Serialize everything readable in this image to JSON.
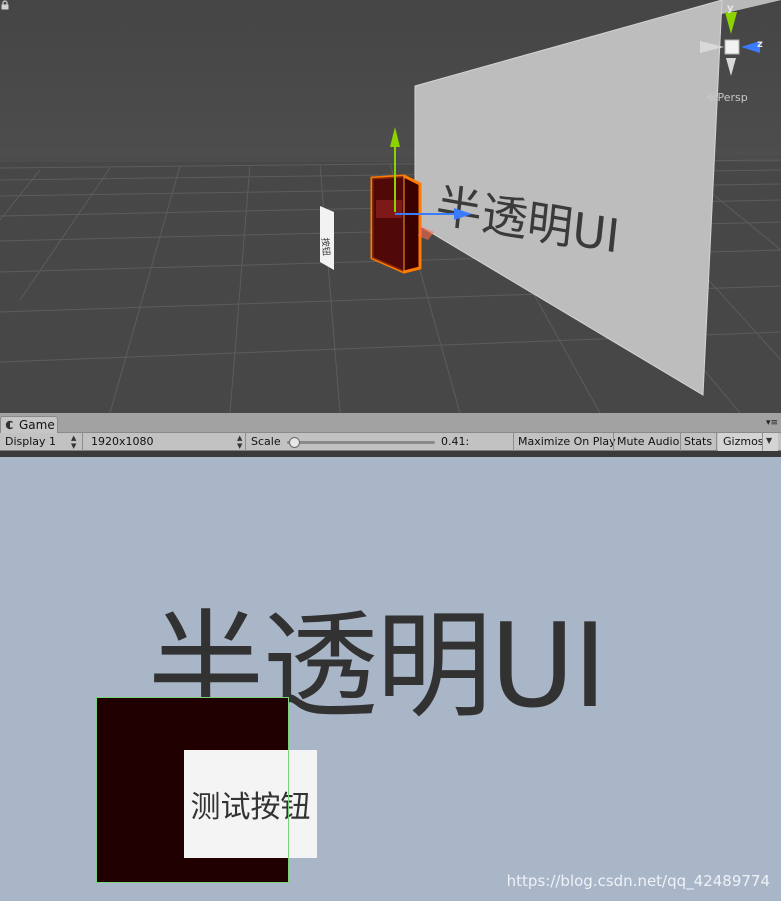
{
  "scene": {
    "plane_text": "半透明UI",
    "gizmo": {
      "y_axis": "y",
      "z_axis": "z",
      "projection_label": "Persp"
    }
  },
  "tab_bar": {
    "game_tab_label": "Game",
    "menu_glyph": "▾≡"
  },
  "toolbar": {
    "display": "Display 1",
    "resolution": "1920x1080",
    "scale_label": "Scale",
    "scale_value_text": "0.41:",
    "scale_fraction": 0.05,
    "maximize_on_play": "Maximize On Play",
    "mute_audio": "Mute Audio",
    "stats": "Stats",
    "gizmos": "Gizmos"
  },
  "game_view": {
    "title": "半透明UI",
    "button_label": "测试按钮",
    "background_color": "#a9b6c8",
    "panel_color": "#200000",
    "watermark": "https://blog.csdn.net/qq_42489774"
  },
  "colors": {
    "scene_bg": "#474747",
    "selection_outline": "#ff7a00",
    "axis_x": "#3a7bff",
    "axis_y": "#8cd400"
  },
  "icons": {
    "game_tab": "game-controller-icon",
    "lock": "lock-icon",
    "scene_gizmo": "orientation-gizmo-icon"
  }
}
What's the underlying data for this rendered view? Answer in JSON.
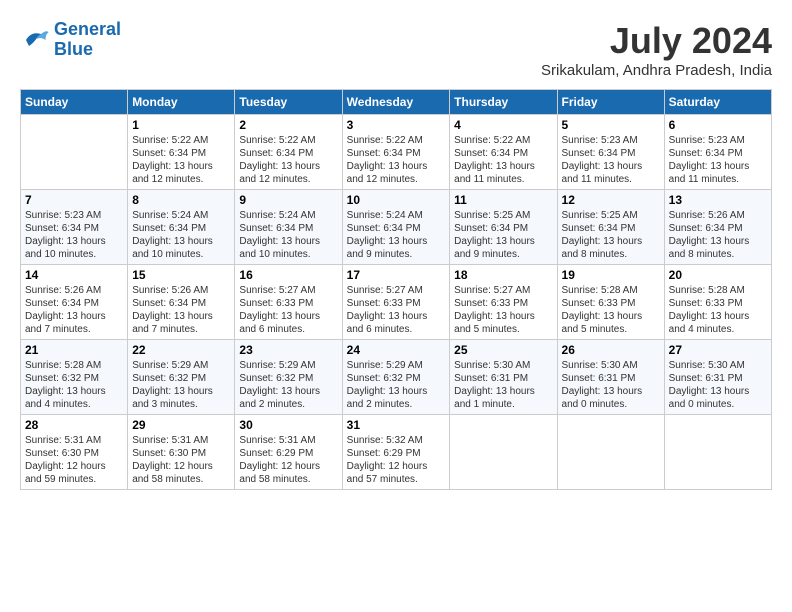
{
  "header": {
    "logo_line1": "General",
    "logo_line2": "Blue",
    "month_year": "July 2024",
    "location": "Srikakulam, Andhra Pradesh, India"
  },
  "weekdays": [
    "Sunday",
    "Monday",
    "Tuesday",
    "Wednesday",
    "Thursday",
    "Friday",
    "Saturday"
  ],
  "weeks": [
    [
      {
        "day": "",
        "info": ""
      },
      {
        "day": "1",
        "info": "Sunrise: 5:22 AM\nSunset: 6:34 PM\nDaylight: 13 hours\nand 12 minutes."
      },
      {
        "day": "2",
        "info": "Sunrise: 5:22 AM\nSunset: 6:34 PM\nDaylight: 13 hours\nand 12 minutes."
      },
      {
        "day": "3",
        "info": "Sunrise: 5:22 AM\nSunset: 6:34 PM\nDaylight: 13 hours\nand 12 minutes."
      },
      {
        "day": "4",
        "info": "Sunrise: 5:22 AM\nSunset: 6:34 PM\nDaylight: 13 hours\nand 11 minutes."
      },
      {
        "day": "5",
        "info": "Sunrise: 5:23 AM\nSunset: 6:34 PM\nDaylight: 13 hours\nand 11 minutes."
      },
      {
        "day": "6",
        "info": "Sunrise: 5:23 AM\nSunset: 6:34 PM\nDaylight: 13 hours\nand 11 minutes."
      }
    ],
    [
      {
        "day": "7",
        "info": "Sunrise: 5:23 AM\nSunset: 6:34 PM\nDaylight: 13 hours\nand 10 minutes."
      },
      {
        "day": "8",
        "info": "Sunrise: 5:24 AM\nSunset: 6:34 PM\nDaylight: 13 hours\nand 10 minutes."
      },
      {
        "day": "9",
        "info": "Sunrise: 5:24 AM\nSunset: 6:34 PM\nDaylight: 13 hours\nand 10 minutes."
      },
      {
        "day": "10",
        "info": "Sunrise: 5:24 AM\nSunset: 6:34 PM\nDaylight: 13 hours\nand 9 minutes."
      },
      {
        "day": "11",
        "info": "Sunrise: 5:25 AM\nSunset: 6:34 PM\nDaylight: 13 hours\nand 9 minutes."
      },
      {
        "day": "12",
        "info": "Sunrise: 5:25 AM\nSunset: 6:34 PM\nDaylight: 13 hours\nand 8 minutes."
      },
      {
        "day": "13",
        "info": "Sunrise: 5:26 AM\nSunset: 6:34 PM\nDaylight: 13 hours\nand 8 minutes."
      }
    ],
    [
      {
        "day": "14",
        "info": "Sunrise: 5:26 AM\nSunset: 6:34 PM\nDaylight: 13 hours\nand 7 minutes."
      },
      {
        "day": "15",
        "info": "Sunrise: 5:26 AM\nSunset: 6:34 PM\nDaylight: 13 hours\nand 7 minutes."
      },
      {
        "day": "16",
        "info": "Sunrise: 5:27 AM\nSunset: 6:33 PM\nDaylight: 13 hours\nand 6 minutes."
      },
      {
        "day": "17",
        "info": "Sunrise: 5:27 AM\nSunset: 6:33 PM\nDaylight: 13 hours\nand 6 minutes."
      },
      {
        "day": "18",
        "info": "Sunrise: 5:27 AM\nSunset: 6:33 PM\nDaylight: 13 hours\nand 5 minutes."
      },
      {
        "day": "19",
        "info": "Sunrise: 5:28 AM\nSunset: 6:33 PM\nDaylight: 13 hours\nand 5 minutes."
      },
      {
        "day": "20",
        "info": "Sunrise: 5:28 AM\nSunset: 6:33 PM\nDaylight: 13 hours\nand 4 minutes."
      }
    ],
    [
      {
        "day": "21",
        "info": "Sunrise: 5:28 AM\nSunset: 6:32 PM\nDaylight: 13 hours\nand 4 minutes."
      },
      {
        "day": "22",
        "info": "Sunrise: 5:29 AM\nSunset: 6:32 PM\nDaylight: 13 hours\nand 3 minutes."
      },
      {
        "day": "23",
        "info": "Sunrise: 5:29 AM\nSunset: 6:32 PM\nDaylight: 13 hours\nand 2 minutes."
      },
      {
        "day": "24",
        "info": "Sunrise: 5:29 AM\nSunset: 6:32 PM\nDaylight: 13 hours\nand 2 minutes."
      },
      {
        "day": "25",
        "info": "Sunrise: 5:30 AM\nSunset: 6:31 PM\nDaylight: 13 hours\nand 1 minute."
      },
      {
        "day": "26",
        "info": "Sunrise: 5:30 AM\nSunset: 6:31 PM\nDaylight: 13 hours\nand 0 minutes."
      },
      {
        "day": "27",
        "info": "Sunrise: 5:30 AM\nSunset: 6:31 PM\nDaylight: 13 hours\nand 0 minutes."
      }
    ],
    [
      {
        "day": "28",
        "info": "Sunrise: 5:31 AM\nSunset: 6:30 PM\nDaylight: 12 hours\nand 59 minutes."
      },
      {
        "day": "29",
        "info": "Sunrise: 5:31 AM\nSunset: 6:30 PM\nDaylight: 12 hours\nand 58 minutes."
      },
      {
        "day": "30",
        "info": "Sunrise: 5:31 AM\nSunset: 6:29 PM\nDaylight: 12 hours\nand 58 minutes."
      },
      {
        "day": "31",
        "info": "Sunrise: 5:32 AM\nSunset: 6:29 PM\nDaylight: 12 hours\nand 57 minutes."
      },
      {
        "day": "",
        "info": ""
      },
      {
        "day": "",
        "info": ""
      },
      {
        "day": "",
        "info": ""
      }
    ]
  ]
}
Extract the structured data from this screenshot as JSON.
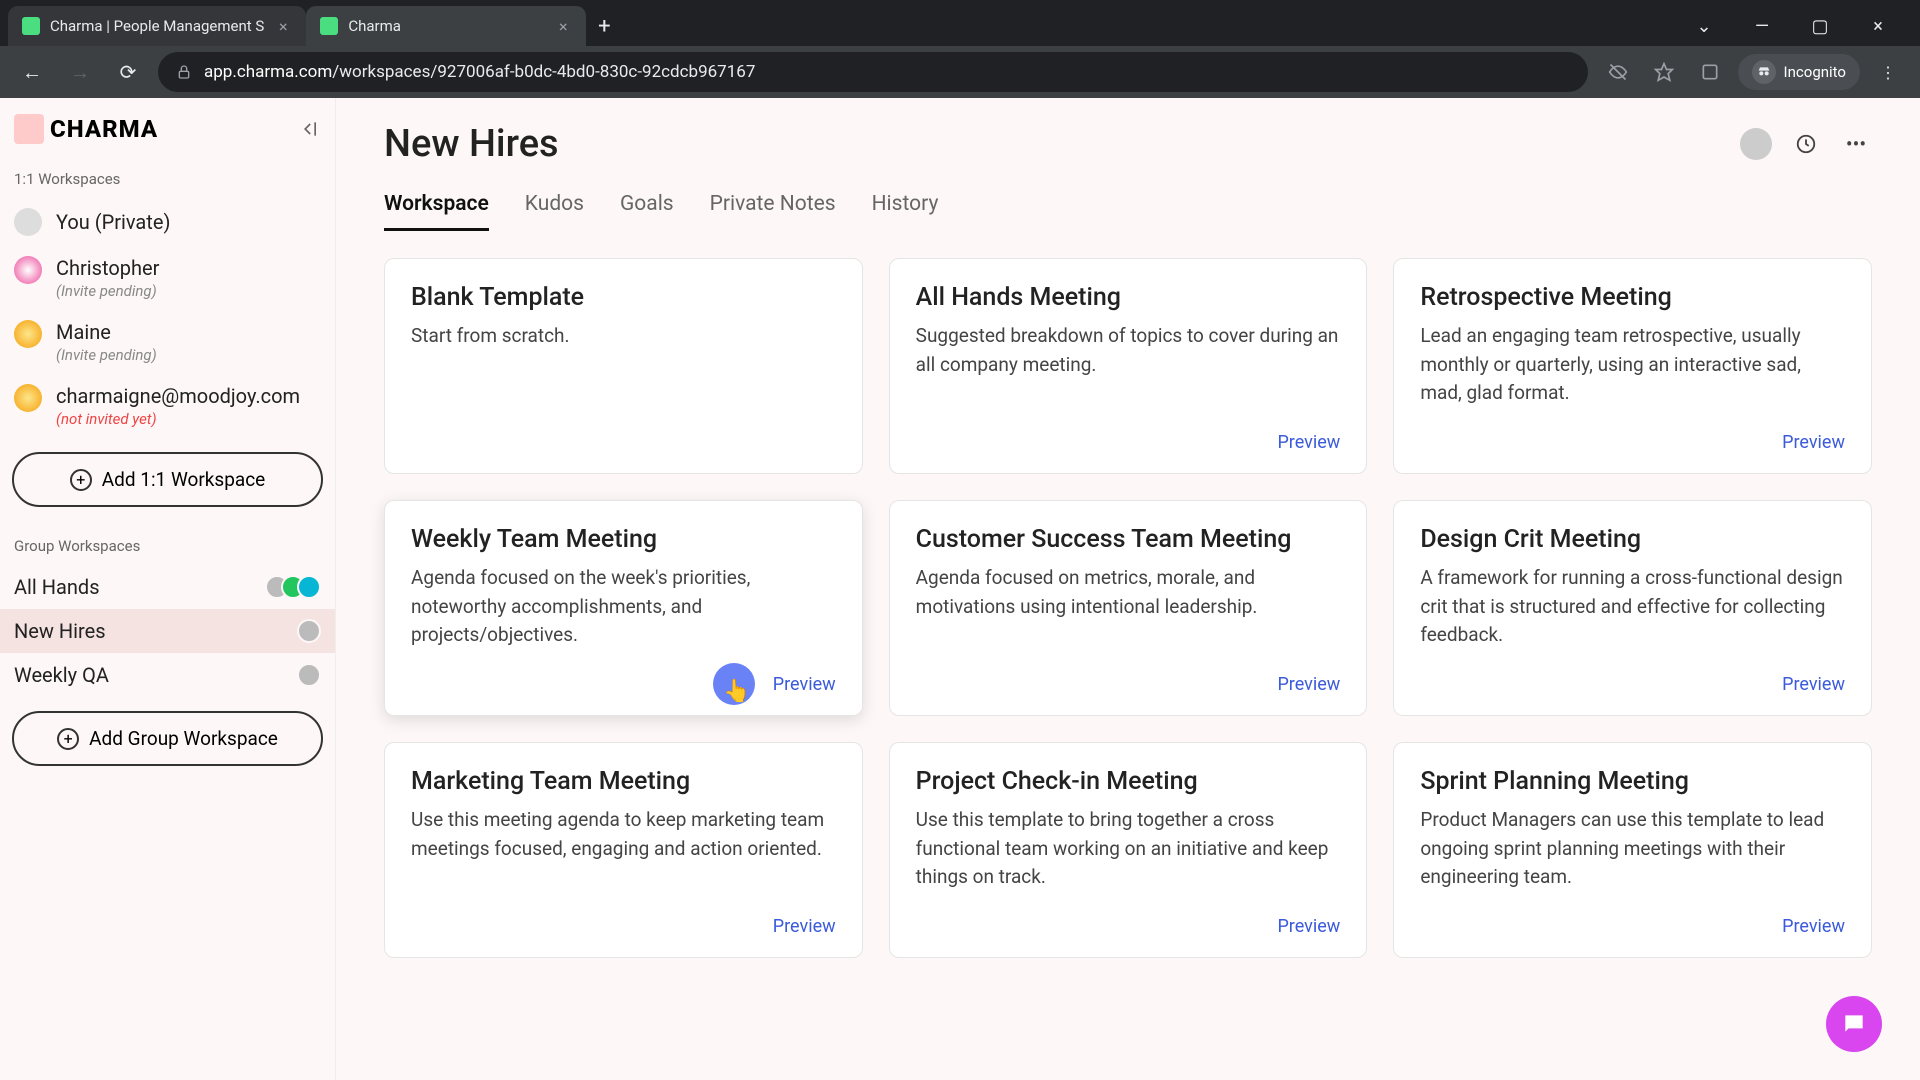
{
  "browser": {
    "tabs": [
      {
        "title": "Charma | People Management S"
      },
      {
        "title": "Charma"
      }
    ],
    "url_domain": "app.charma.com",
    "url_path": "/workspaces/927006af-b0dc-4bd0-830c-92cdcb967167",
    "incognito_label": "Incognito"
  },
  "logo_text": "CHARMA",
  "sidebar": {
    "section1_label": "1:1 Workspaces",
    "section2_label": "Group Workspaces",
    "add_11_label": "Add 1:1 Workspace",
    "add_group_label": "Add Group Workspace",
    "one_on_one": [
      {
        "title": "You (Private)",
        "sub": ""
      },
      {
        "title": "Christopher",
        "sub": "(Invite pending)"
      },
      {
        "title": "Maine",
        "sub": "(Invite pending)"
      },
      {
        "title": "charmaigne@moodjoy.com",
        "sub": "(not invited yet)"
      }
    ],
    "groups": [
      {
        "title": "All Hands"
      },
      {
        "title": "New Hires"
      },
      {
        "title": "Weekly QA"
      }
    ]
  },
  "page": {
    "title": "New Hires",
    "tabs": [
      "Workspace",
      "Kudos",
      "Goals",
      "Private Notes",
      "History"
    ],
    "preview_label": "Preview",
    "templates": [
      {
        "title": "Blank Template",
        "desc": "Start from scratch.",
        "preview": false
      },
      {
        "title": "All Hands Meeting",
        "desc": "Suggested breakdown of topics to cover during an all company meeting.",
        "preview": true
      },
      {
        "title": "Retrospective Meeting",
        "desc": "Lead an engaging team retrospective, usually monthly or quarterly, using an interactive sad, mad, glad format.",
        "preview": true
      },
      {
        "title": "Weekly Team Meeting",
        "desc": "Agenda focused on the week's priorities, noteworthy accomplishments, and projects/objectives.",
        "preview": true
      },
      {
        "title": "Customer Success Team Meeting",
        "desc": "Agenda focused on metrics, morale, and motivations using intentional leadership.",
        "preview": true
      },
      {
        "title": "Design Crit Meeting",
        "desc": "A framework for running a cross-functional design crit that is structured and effective for collecting feedback.",
        "preview": true
      },
      {
        "title": "Marketing Team Meeting",
        "desc": "Use this meeting agenda to keep marketing team meetings focused, engaging and action oriented.",
        "preview": true
      },
      {
        "title": "Project Check-in Meeting",
        "desc": "Use this template to bring together a cross functional team working on an initiative and keep things on track.",
        "preview": true
      },
      {
        "title": "Sprint Planning Meeting",
        "desc": "Product Managers can use this template to lead ongoing sprint planning meetings with their engineering team.",
        "preview": true
      }
    ]
  }
}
........
• _Task instructions_
Where a line contains the string "data", extract that line.

• _Solution_
What's the underlying data for this rendered view? Answer in JSON.
Extract the structured data from this screenshot as JSON.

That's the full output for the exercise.